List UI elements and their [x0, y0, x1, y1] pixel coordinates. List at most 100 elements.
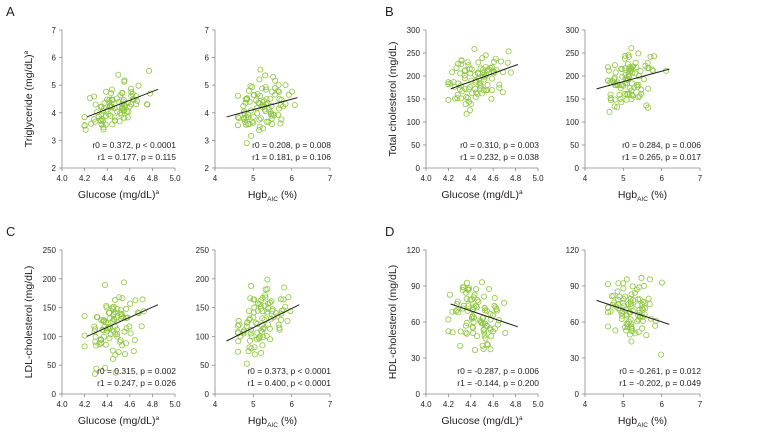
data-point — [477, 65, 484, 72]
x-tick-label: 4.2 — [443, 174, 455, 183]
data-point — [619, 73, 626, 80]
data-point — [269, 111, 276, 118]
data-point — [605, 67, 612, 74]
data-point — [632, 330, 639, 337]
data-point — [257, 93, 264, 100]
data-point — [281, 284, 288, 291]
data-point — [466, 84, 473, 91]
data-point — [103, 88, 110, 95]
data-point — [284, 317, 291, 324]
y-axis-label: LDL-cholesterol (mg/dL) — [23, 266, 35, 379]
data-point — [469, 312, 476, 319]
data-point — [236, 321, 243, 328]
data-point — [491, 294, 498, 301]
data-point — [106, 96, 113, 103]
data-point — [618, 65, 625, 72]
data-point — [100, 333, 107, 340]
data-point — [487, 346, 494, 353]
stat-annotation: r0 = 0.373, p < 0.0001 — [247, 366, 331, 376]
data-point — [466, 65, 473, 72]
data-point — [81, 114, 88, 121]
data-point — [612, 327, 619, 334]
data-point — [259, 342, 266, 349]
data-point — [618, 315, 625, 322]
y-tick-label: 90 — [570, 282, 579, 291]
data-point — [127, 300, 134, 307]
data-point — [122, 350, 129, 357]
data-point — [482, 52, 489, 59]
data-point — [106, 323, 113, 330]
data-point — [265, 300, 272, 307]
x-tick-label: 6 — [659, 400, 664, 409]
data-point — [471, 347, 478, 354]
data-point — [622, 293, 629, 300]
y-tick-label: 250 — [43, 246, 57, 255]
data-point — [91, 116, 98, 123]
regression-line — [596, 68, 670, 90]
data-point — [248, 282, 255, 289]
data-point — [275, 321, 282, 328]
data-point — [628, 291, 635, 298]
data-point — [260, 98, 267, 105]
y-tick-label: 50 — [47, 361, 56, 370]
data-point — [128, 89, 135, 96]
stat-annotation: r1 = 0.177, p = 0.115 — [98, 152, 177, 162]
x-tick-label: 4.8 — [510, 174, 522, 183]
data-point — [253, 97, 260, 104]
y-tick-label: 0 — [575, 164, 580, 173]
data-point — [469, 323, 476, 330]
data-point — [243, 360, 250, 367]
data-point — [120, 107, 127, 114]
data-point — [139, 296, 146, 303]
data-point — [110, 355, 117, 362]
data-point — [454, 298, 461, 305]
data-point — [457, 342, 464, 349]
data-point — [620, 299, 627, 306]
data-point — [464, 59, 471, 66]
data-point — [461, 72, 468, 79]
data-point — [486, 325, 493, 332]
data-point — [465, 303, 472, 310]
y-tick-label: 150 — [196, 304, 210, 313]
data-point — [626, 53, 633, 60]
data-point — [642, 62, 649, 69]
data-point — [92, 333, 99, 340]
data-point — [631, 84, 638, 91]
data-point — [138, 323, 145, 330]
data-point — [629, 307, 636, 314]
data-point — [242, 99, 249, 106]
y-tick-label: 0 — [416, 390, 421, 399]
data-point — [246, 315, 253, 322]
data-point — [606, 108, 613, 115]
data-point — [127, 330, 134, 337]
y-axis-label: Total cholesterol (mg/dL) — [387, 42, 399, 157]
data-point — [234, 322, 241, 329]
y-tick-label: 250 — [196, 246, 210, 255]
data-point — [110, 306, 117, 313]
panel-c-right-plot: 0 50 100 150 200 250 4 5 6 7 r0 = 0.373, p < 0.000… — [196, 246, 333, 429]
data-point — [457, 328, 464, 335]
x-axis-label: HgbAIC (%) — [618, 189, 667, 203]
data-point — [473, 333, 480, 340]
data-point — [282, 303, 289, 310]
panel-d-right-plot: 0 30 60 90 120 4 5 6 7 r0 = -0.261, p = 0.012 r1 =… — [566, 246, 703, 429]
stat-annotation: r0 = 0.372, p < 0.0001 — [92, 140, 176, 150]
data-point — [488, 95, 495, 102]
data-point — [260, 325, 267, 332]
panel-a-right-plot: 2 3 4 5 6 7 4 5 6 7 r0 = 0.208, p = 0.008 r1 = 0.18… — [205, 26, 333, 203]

┄┄┄┄┄┄┄┄┄┄

= Aim =
Rewrite every line of the records above as a Markdown table with two columns, Row for the row number and Line for the text, skipping any blank lines. Leave the pictures out of the table.

= Final answer =
| Row | Line |
|---|---|
| 1 | List UI elements and their [x0, y0, x1, y1] pixel coordinates. List at most 100 elements. |
| 2 | data-point — [477, 65, 484, 72] |
| 3 | x-tick-label: 4.2 — [443, 174, 455, 183] |
| 4 | data-point — [619, 73, 626, 80] |
| 5 | data-point — [269, 111, 276, 118] |
| 6 | data-point — [605, 67, 612, 74] |
| 7 | data-point — [632, 330, 639, 337] |
| 8 | data-point — [257, 93, 264, 100] |
| 9 | data-point — [281, 284, 288, 291] |
| 10 | data-point — [466, 84, 473, 91] |
| 11 | data-point — [103, 88, 110, 95] |
| 12 | data-point — [284, 317, 291, 324] |
| 13 | y-axis-label: LDL-cholesterol (mg/dL) — [23, 266, 35, 379] |
| 14 | data-point — [469, 312, 476, 319] |
| 15 | data-point — [236, 321, 243, 328] |
| 16 | data-point — [491, 294, 498, 301] |
| 17 | data-point — [106, 96, 113, 103] |
| 18 | data-point — [618, 65, 625, 72] |
| 19 | data-point — [100, 333, 107, 340] |
| 20 | data-point — [487, 346, 494, 353] |
| 21 | stat-annotation: r0 = 0.373, p < 0.0001 — [247, 366, 331, 376] |
| 22 | data-point — [466, 65, 473, 72] |
| 23 | data-point — [81, 114, 88, 121] |
| 24 | data-point — [612, 327, 619, 334] |
| 25 | data-point — [259, 342, 266, 349] |
| 26 | data-point — [618, 315, 625, 322] |
| 27 | y-tick-label: 90 — [570, 282, 579, 291] |
| 28 | data-point — [127, 300, 134, 307] |
| 29 | data-point — [122, 350, 129, 357] |
| 30 | data-point — [482, 52, 489, 59] |
| 31 | data-point — [106, 323, 113, 330] |
| 32 | data-point — [265, 300, 272, 307] |
| 33 | x-tick-label: 6 — [659, 400, 664, 409] |
| 34 | data-point — [471, 347, 478, 354] |
| 35 | data-point — [622, 293, 629, 300] |
| 36 | y-tick-label: 250 — [43, 246, 57, 255] |
| 37 | data-point — [91, 116, 98, 123] |
| 38 | regression-line — [596, 68, 670, 90] |
| 39 | data-point — [248, 282, 255, 289] |
| 40 | data-point — [275, 321, 282, 328] |
| 41 | data-point — [628, 291, 635, 298] |
| 42 | data-point — [260, 98, 267, 105] |
| 43 | y-tick-label: 50 — [47, 361, 56, 370] |
| 44 | data-point — [128, 89, 135, 96] |
| 45 | stat-annotation: r1 = 0.177, p = 0.115 — [98, 152, 177, 162] |
| 46 | x-tick-label: 4.8 — [510, 174, 522, 183] |
| 47 | data-point — [253, 97, 260, 104] |
| 48 | y-tick-label: 0 — [575, 164, 580, 173] |
| 49 | data-point — [469, 323, 476, 330] |
| 50 | data-point — [243, 360, 250, 367] |
| 51 | data-point — [120, 107, 127, 114] |
| 52 | data-point — [139, 296, 146, 303] |
| 53 | data-point — [110, 355, 117, 362] |
| 54 | data-point — [454, 298, 461, 305] |
| 55 | data-point — [457, 342, 464, 349] |
| 56 | data-point — [620, 299, 627, 306] |
| 57 | data-point — [464, 59, 471, 66] |
| 58 | data-point — [461, 72, 468, 79] |
| 59 | data-point — [486, 325, 493, 332] |
| 60 | data-point — [465, 303, 472, 310] |
| 61 | y-tick-label: 150 — [196, 304, 210, 313] |
| 62 | data-point — [626, 53, 633, 60] |
| 63 | data-point — [642, 62, 649, 69] |
| 64 | data-point — [92, 333, 99, 340] |
| 65 | data-point — [631, 84, 638, 91] |
| 66 | data-point — [138, 323, 145, 330] |
| 67 | data-point — [629, 307, 636, 314] |
| 68 | data-point — [242, 99, 249, 106] |
| 69 | y-tick-label: 0 — [416, 390, 421, 399] |
| 70 | data-point — [246, 315, 253, 322] |
| 71 | data-point — [606, 108, 613, 115] |
| 72 | data-point — [127, 330, 134, 337] |
| 73 | y-axis-label: Total cholesterol (mg/dL) — [387, 42, 399, 157] |
| 74 | data-point — [234, 322, 241, 329] |
| 75 | y-tick-label: 250 — [196, 246, 210, 255] |
| 76 | data-point — [110, 306, 117, 313] |
| 77 | panel-c-right-plot: 0 50 100 150 200 250 4 5 6 7 r0 = 0.373, p < 0.000… — [196, 246, 333, 429] |
| 78 | data-point — [457, 328, 464, 335] |
| 79 | x-axis-label: HgbAIC (%) — [618, 189, 667, 203] |
| 80 | data-point — [473, 333, 480, 340] |
| 81 | data-point — [282, 303, 289, 310] |
| 82 | panel-d-right-plot: 0 30 60 90 120 4 5 6 7 r0 = -0.261, p = 0.012 r1 =… — [566, 246, 703, 429] |
| 83 | stat-annotation: r0 = 0.372, p < 0.0001 — [92, 140, 176, 150] |
| 84 | data-point — [488, 95, 495, 102] |
| 85 | data-point — [260, 325, 267, 332] |
| 86 | panel-a-right-plot: 2 3 4 5 6 7 4 5 6 7 r0 = 0.208, p = 0.008 r1 = 0.18… — [205, 26, 333, 203] |